— begin Available data —

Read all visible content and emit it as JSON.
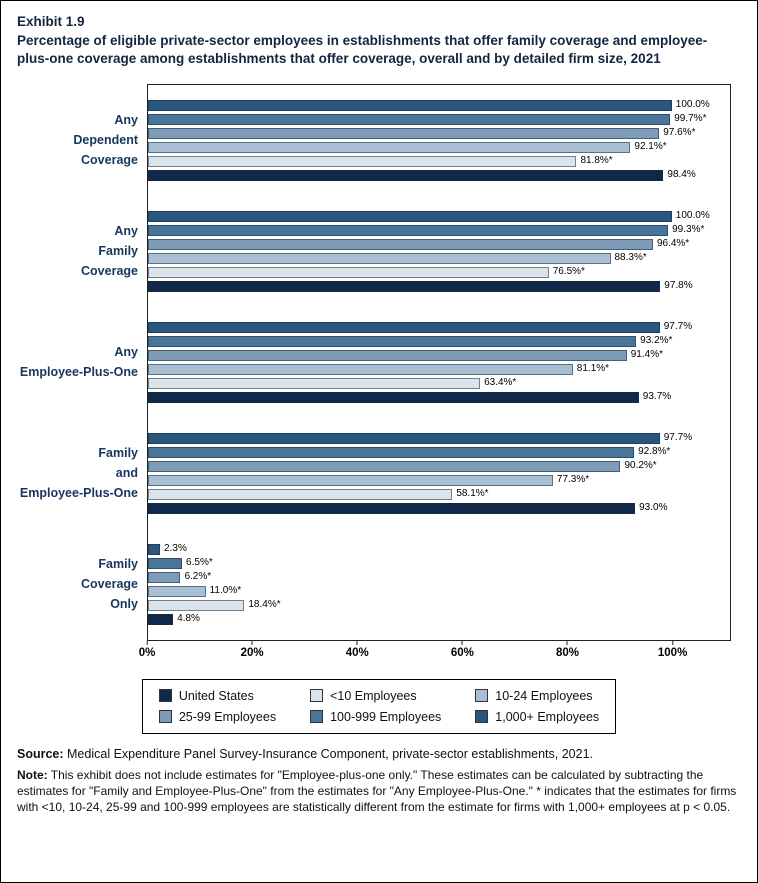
{
  "header": {
    "exhibit": "Exhibit 1.9"
  },
  "chart_data": {
    "type": "bar",
    "orientation": "horizontal",
    "title": "Percentage of eligible private-sector employees in establishments that offer family coverage and employee-plus-one coverage among establishments that offer coverage, overall and by detailed firm size, 2021",
    "categories": [
      "Any Dependent Coverage",
      "Any Family Coverage",
      "Any Employee-Plus-One",
      "Family and Employee-Plus-One",
      "Family Coverage Only"
    ],
    "group_labels_display": [
      "Any\nDependent\nCoverage",
      "Any\nFamily\nCoverage",
      "Any\nEmployee-Plus-One",
      "Family\nand\nEmployee-Plus-One",
      "Family\nCoverage\nOnly"
    ],
    "bar_order_top_to_bottom": [
      "1,000+ Employees",
      "100-999 Employees",
      "25-99 Employees",
      "10-24 Employees",
      "<10 Employees",
      "United States"
    ],
    "series": [
      {
        "name": "United States",
        "color": "#10294a",
        "values": [
          98.4,
          97.8,
          93.7,
          93.0,
          4.8
        ],
        "labels": [
          "98.4%",
          "97.8%",
          "93.7%",
          "93.0%",
          "4.8%"
        ]
      },
      {
        "name": "<10 Employees",
        "color": "#dce4eb",
        "values": [
          81.8,
          76.5,
          63.4,
          58.1,
          18.4
        ],
        "labels": [
          "81.8%*",
          "76.5%*",
          "63.4%*",
          "58.1%*",
          "18.4%*"
        ]
      },
      {
        "name": "10-24 Employees",
        "color": "#a9c0d4",
        "values": [
          92.1,
          88.3,
          81.1,
          77.3,
          11.0
        ],
        "labels": [
          "92.1%*",
          "88.3%*",
          "81.1%*",
          "77.3%*",
          "11.0%*"
        ]
      },
      {
        "name": "25-99 Employees",
        "color": "#7e9cb7",
        "values": [
          97.6,
          96.4,
          91.4,
          90.2,
          6.2
        ],
        "labels": [
          "97.6%*",
          "96.4%*",
          "91.4%*",
          "90.2%*",
          "6.2%*"
        ]
      },
      {
        "name": "100-999 Employees",
        "color": "#49759b",
        "values": [
          99.7,
          99.3,
          93.2,
          92.8,
          6.5
        ],
        "labels": [
          "99.7%*",
          "99.3%*",
          "93.2%*",
          "92.8%*",
          "6.5%*"
        ]
      },
      {
        "name": "1,000+ Employees",
        "color": "#29567c",
        "values": [
          100.0,
          100.0,
          97.7,
          97.7,
          2.3
        ],
        "labels": [
          "100.0%",
          "100.0%",
          "97.7%",
          "97.7%",
          "2.3%"
        ]
      }
    ],
    "x_axis": {
      "min": 0,
      "max": 100,
      "ticks": [
        "0%",
        "20%",
        "40%",
        "60%",
        "80%",
        "100%"
      ]
    },
    "legend": [
      "United States",
      "<10 Employees",
      "10-24 Employees",
      "25-99 Employees",
      "100-999 Employees",
      "1,000+ Employees"
    ],
    "grid": false,
    "legend_position": "bottom"
  },
  "source": {
    "label": "Source:",
    "text": " Medical Expenditure Panel Survey-Insurance Component, private-sector establishments, 2021."
  },
  "note": {
    "label": "Note:",
    "text": " This exhibit does not include estimates for \"Employee-plus-one only.\" These estimates can be calculated by subtracting the estimates for \"Family and Employee-Plus-One\" from the estimates for \"Any Employee-Plus-One.\" * indicates that the estimates for firms with <10, 10-24, 25-99 and 100-999 employees are statistically different from the estimate for firms with 1,000+ employees at p < 0.05."
  }
}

— end Available data —

• What needs to be done: Restate each of the entries above word for word and skip every image.

• Response below:
Read all visible content and emit it as JSON.
{
  "header": {
    "exhibit": "Exhibit 1.9"
  },
  "chart_data": {
    "type": "bar",
    "orientation": "horizontal",
    "title": "Percentage of eligible private-sector employees in establishments that offer family coverage and employee-plus-one coverage among establishments that offer coverage, overall and by detailed firm size, 2021",
    "categories": [
      "Any Dependent Coverage",
      "Any Family Coverage",
      "Any Employee-Plus-One",
      "Family and Employee-Plus-One",
      "Family Coverage Only"
    ],
    "group_labels_display": [
      "Any\nDependent\nCoverage",
      "Any\nFamily\nCoverage",
      "Any\nEmployee-Plus-One",
      "Family\nand\nEmployee-Plus-One",
      "Family\nCoverage\nOnly"
    ],
    "bar_order_top_to_bottom": [
      "1,000+ Employees",
      "100-999 Employees",
      "25-99 Employees",
      "10-24 Employees",
      "<10 Employees",
      "United States"
    ],
    "series": [
      {
        "name": "United States",
        "color": "#10294a",
        "values": [
          98.4,
          97.8,
          93.7,
          93.0,
          4.8
        ],
        "labels": [
          "98.4%",
          "97.8%",
          "93.7%",
          "93.0%",
          "4.8%"
        ]
      },
      {
        "name": "<10 Employees",
        "color": "#dce4eb",
        "values": [
          81.8,
          76.5,
          63.4,
          58.1,
          18.4
        ],
        "labels": [
          "81.8%*",
          "76.5%*",
          "63.4%*",
          "58.1%*",
          "18.4%*"
        ]
      },
      {
        "name": "10-24 Employees",
        "color": "#a9c0d4",
        "values": [
          92.1,
          88.3,
          81.1,
          77.3,
          11.0
        ],
        "labels": [
          "92.1%*",
          "88.3%*",
          "81.1%*",
          "77.3%*",
          "11.0%*"
        ]
      },
      {
        "name": "25-99 Employees",
        "color": "#7e9cb7",
        "values": [
          97.6,
          96.4,
          91.4,
          90.2,
          6.2
        ],
        "labels": [
          "97.6%*",
          "96.4%*",
          "91.4%*",
          "90.2%*",
          "6.2%*"
        ]
      },
      {
        "name": "100-999 Employees",
        "color": "#49759b",
        "values": [
          99.7,
          99.3,
          93.2,
          92.8,
          6.5
        ],
        "labels": [
          "99.7%*",
          "99.3%*",
          "93.2%*",
          "92.8%*",
          "6.5%*"
        ]
      },
      {
        "name": "1,000+ Employees",
        "color": "#29567c",
        "values": [
          100.0,
          100.0,
          97.7,
          97.7,
          2.3
        ],
        "labels": [
          "100.0%",
          "100.0%",
          "97.7%",
          "97.7%",
          "2.3%"
        ]
      }
    ],
    "x_axis": {
      "min": 0,
      "max": 100,
      "ticks": [
        "0%",
        "20%",
        "40%",
        "60%",
        "80%",
        "100%"
      ]
    },
    "legend": [
      "United States",
      "<10 Employees",
      "10-24 Employees",
      "25-99 Employees",
      "100-999 Employees",
      "1,000+ Employees"
    ],
    "grid": false,
    "legend_position": "bottom"
  },
  "source": {
    "label": "Source:",
    "text": " Medical Expenditure Panel Survey-Insurance Component, private-sector establishments, 2021."
  },
  "note": {
    "label": "Note:",
    "text": " This exhibit does not include estimates for \"Employee-plus-one only.\" These estimates can be calculated by subtracting the estimates for \"Family and Employee-Plus-One\" from the estimates for \"Any Employee-Plus-One.\" * indicates that the estimates for firms with <10, 10-24, 25-99 and 100-999 employees are statistically different from the estimate for firms with 1,000+ employees at p < 0.05."
  }
}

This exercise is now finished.